Data records:
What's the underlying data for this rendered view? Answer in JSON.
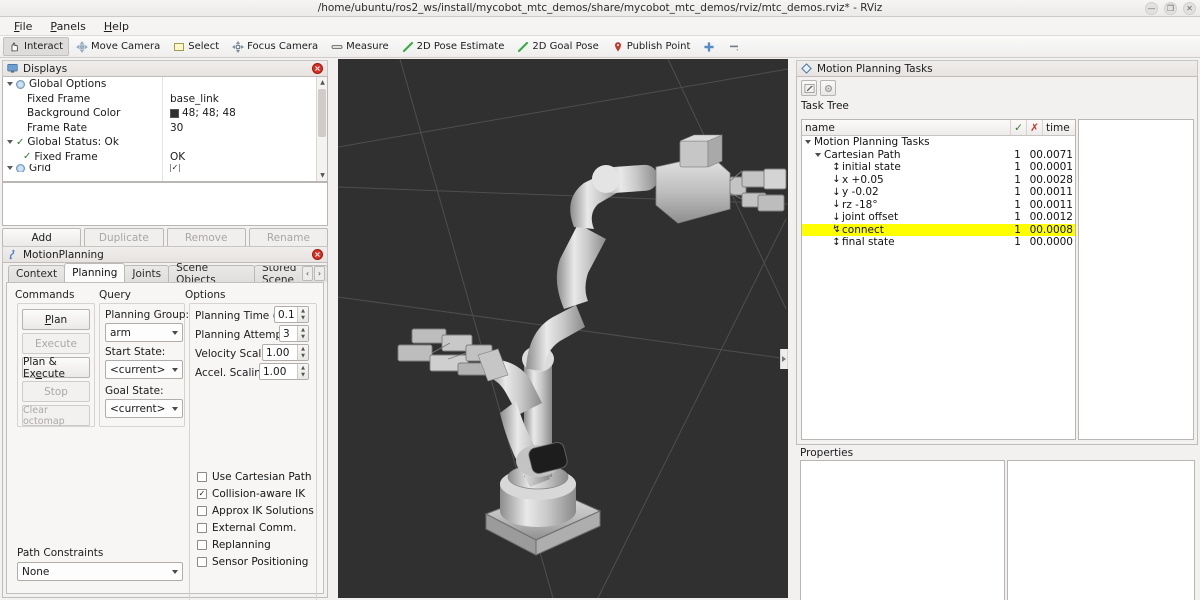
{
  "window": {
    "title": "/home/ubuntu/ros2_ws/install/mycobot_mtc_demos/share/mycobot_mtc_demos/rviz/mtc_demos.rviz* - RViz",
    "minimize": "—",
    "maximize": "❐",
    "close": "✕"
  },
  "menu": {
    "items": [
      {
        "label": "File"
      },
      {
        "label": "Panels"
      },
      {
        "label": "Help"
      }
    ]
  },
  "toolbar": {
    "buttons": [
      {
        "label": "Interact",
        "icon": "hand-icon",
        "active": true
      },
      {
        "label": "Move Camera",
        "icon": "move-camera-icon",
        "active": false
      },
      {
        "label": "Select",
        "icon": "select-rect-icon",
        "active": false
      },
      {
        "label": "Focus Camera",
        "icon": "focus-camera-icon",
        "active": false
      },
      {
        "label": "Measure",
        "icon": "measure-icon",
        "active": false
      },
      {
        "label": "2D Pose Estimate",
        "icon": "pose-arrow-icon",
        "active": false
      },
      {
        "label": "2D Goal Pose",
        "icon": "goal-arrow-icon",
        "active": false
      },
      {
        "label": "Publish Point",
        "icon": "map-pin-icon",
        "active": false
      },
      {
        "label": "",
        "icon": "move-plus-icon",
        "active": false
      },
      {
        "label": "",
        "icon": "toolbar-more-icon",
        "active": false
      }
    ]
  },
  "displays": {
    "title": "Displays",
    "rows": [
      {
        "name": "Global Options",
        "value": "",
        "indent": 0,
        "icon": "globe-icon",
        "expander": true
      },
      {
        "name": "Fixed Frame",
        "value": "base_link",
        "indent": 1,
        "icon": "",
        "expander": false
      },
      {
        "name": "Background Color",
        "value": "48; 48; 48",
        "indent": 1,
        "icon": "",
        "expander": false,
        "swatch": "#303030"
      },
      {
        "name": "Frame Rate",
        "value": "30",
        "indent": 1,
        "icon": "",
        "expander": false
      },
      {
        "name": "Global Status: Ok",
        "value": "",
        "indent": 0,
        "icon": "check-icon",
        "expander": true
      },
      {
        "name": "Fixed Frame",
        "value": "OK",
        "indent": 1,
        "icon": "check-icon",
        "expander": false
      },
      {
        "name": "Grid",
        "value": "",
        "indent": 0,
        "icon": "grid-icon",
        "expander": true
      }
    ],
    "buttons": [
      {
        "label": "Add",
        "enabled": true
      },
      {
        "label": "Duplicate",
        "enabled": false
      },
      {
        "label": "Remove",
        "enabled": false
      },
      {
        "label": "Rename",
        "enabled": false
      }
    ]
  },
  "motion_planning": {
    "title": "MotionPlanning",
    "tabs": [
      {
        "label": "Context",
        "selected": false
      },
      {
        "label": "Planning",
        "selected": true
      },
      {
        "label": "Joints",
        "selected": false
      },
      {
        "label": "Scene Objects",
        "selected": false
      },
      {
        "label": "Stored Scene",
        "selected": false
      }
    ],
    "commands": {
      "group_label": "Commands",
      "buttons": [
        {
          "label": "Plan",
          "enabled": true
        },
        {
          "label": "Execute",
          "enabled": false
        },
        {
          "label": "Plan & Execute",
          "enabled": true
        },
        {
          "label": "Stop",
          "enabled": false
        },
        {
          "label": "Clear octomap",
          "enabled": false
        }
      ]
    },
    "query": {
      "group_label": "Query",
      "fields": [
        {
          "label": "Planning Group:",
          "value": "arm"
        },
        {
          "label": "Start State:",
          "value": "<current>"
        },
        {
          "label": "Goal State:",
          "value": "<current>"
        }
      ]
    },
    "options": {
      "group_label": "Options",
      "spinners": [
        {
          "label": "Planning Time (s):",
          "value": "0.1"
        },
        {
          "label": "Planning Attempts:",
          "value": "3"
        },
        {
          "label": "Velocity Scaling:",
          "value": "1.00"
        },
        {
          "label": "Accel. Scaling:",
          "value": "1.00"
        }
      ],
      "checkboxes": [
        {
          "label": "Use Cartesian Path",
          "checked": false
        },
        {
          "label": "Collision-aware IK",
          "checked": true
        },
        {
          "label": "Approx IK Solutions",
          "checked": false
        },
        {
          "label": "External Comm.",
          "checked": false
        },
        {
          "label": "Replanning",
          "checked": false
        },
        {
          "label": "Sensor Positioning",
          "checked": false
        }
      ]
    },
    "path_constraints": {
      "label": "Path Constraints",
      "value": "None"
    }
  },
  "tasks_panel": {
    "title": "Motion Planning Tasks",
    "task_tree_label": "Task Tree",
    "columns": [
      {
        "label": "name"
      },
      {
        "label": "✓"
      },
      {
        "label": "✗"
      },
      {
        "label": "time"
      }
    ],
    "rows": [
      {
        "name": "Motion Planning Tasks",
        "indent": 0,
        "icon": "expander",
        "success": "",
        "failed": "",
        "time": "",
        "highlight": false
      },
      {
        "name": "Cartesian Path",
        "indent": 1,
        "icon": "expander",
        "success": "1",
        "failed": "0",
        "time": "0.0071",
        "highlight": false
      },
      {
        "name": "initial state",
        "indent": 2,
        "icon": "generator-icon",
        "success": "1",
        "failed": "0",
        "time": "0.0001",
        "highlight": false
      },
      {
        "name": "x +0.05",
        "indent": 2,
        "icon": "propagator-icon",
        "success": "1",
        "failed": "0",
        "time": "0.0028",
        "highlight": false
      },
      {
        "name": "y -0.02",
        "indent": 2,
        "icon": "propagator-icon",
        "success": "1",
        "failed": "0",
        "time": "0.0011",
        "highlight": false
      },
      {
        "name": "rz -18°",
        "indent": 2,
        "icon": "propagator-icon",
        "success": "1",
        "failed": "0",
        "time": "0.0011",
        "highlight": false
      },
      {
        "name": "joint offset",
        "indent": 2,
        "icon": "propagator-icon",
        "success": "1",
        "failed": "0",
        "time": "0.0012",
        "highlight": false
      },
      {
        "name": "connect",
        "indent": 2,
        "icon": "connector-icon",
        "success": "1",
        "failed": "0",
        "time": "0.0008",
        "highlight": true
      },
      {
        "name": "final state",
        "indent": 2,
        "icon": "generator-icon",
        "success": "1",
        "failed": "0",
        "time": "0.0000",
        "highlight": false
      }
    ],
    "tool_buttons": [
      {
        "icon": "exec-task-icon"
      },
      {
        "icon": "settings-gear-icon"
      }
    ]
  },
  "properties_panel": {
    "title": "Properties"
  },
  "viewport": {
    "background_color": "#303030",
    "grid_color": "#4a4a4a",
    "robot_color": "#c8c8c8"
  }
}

...

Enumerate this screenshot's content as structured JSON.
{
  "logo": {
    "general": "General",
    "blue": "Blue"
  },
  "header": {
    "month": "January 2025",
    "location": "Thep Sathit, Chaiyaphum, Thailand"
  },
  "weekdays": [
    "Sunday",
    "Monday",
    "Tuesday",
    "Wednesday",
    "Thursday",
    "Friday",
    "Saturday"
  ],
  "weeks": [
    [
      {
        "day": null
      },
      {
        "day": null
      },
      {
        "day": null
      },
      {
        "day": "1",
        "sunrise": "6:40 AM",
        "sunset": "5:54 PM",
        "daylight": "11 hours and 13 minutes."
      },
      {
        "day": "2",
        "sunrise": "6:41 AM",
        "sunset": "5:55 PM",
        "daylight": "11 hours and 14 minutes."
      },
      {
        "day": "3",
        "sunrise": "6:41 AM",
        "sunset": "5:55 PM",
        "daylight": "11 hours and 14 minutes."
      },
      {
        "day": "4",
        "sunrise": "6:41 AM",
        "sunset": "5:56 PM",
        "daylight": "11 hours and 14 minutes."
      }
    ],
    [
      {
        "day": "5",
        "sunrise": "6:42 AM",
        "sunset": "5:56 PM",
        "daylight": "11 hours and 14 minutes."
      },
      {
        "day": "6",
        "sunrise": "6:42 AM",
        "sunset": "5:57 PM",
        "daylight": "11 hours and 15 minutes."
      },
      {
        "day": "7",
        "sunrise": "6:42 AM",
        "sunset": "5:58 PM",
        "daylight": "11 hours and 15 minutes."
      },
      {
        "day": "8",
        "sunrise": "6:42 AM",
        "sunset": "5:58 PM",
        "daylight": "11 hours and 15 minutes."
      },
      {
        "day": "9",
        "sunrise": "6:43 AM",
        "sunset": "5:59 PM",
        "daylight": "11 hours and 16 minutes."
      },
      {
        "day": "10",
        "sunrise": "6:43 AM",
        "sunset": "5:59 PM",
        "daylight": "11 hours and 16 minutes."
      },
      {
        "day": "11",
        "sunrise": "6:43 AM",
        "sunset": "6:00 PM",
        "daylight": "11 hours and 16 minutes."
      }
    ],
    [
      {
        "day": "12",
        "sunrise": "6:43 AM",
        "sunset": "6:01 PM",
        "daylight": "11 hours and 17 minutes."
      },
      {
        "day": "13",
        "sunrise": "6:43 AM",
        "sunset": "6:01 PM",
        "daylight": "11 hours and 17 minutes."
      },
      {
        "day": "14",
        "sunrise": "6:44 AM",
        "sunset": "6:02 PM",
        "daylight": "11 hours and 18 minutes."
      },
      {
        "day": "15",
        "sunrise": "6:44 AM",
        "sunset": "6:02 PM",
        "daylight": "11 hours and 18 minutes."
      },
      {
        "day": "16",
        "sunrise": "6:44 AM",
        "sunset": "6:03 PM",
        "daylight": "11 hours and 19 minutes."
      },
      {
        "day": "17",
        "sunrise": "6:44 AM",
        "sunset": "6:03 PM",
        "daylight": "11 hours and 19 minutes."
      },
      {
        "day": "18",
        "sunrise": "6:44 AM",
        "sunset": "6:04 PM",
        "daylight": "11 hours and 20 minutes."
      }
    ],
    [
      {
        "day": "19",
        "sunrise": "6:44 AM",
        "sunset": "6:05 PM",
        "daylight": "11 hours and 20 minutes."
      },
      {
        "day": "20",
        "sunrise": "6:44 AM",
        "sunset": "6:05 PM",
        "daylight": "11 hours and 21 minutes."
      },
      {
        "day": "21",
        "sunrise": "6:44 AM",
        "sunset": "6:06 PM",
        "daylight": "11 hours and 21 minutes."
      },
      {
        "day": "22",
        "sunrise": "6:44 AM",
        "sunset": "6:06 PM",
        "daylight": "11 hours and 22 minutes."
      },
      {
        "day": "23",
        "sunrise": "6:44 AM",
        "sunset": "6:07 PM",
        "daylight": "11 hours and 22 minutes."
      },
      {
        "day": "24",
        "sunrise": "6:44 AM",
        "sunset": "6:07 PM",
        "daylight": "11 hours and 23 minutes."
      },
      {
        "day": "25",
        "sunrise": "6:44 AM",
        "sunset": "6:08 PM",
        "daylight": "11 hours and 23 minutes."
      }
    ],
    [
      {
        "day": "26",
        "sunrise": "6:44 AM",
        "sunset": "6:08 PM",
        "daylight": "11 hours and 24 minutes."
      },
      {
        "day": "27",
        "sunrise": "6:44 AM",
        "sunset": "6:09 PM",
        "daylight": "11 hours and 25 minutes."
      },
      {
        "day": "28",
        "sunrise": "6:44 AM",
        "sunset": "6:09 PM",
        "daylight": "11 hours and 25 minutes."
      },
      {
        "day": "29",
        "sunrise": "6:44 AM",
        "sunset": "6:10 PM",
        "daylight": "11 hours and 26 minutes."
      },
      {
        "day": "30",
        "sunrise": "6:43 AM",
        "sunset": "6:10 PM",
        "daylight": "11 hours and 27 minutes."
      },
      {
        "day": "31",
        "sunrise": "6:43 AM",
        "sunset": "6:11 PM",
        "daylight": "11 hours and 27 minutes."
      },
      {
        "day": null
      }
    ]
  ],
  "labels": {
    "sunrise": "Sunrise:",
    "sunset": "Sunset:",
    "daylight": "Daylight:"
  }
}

* * *

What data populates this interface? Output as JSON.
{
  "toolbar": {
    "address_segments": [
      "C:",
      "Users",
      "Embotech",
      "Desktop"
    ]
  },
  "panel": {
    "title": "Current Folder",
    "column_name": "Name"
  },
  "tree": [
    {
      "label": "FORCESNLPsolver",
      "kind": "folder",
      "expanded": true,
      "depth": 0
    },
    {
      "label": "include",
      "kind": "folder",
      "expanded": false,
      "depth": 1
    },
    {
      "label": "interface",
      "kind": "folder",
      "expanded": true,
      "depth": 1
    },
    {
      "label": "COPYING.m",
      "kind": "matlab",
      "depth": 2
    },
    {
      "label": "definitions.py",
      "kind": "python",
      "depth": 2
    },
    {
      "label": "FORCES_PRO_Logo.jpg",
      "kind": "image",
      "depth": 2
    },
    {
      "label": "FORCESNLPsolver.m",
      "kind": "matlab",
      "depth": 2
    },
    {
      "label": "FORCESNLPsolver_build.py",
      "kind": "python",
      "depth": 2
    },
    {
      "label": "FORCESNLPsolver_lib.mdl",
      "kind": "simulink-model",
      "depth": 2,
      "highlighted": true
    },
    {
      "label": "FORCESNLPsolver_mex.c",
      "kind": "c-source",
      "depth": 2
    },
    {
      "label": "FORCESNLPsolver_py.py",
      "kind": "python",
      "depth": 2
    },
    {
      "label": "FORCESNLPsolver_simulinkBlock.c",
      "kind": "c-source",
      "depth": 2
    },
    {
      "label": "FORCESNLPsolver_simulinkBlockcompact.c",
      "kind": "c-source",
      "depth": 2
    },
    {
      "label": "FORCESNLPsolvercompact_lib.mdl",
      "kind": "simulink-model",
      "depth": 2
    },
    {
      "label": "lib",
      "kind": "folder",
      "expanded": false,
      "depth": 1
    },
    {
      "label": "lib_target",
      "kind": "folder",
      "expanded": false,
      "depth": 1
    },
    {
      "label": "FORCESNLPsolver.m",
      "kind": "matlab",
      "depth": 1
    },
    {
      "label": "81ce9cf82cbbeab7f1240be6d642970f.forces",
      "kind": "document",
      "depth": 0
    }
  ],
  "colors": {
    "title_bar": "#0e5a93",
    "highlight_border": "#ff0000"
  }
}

Set task:
Which lines hold the word "this"? Copy all of them.

Task solution:
What's the underlying data for this rendered view? Answer in JSON.
Enumerate this screenshot's content as structured JSON.
What data populates this interface? Output as JSON.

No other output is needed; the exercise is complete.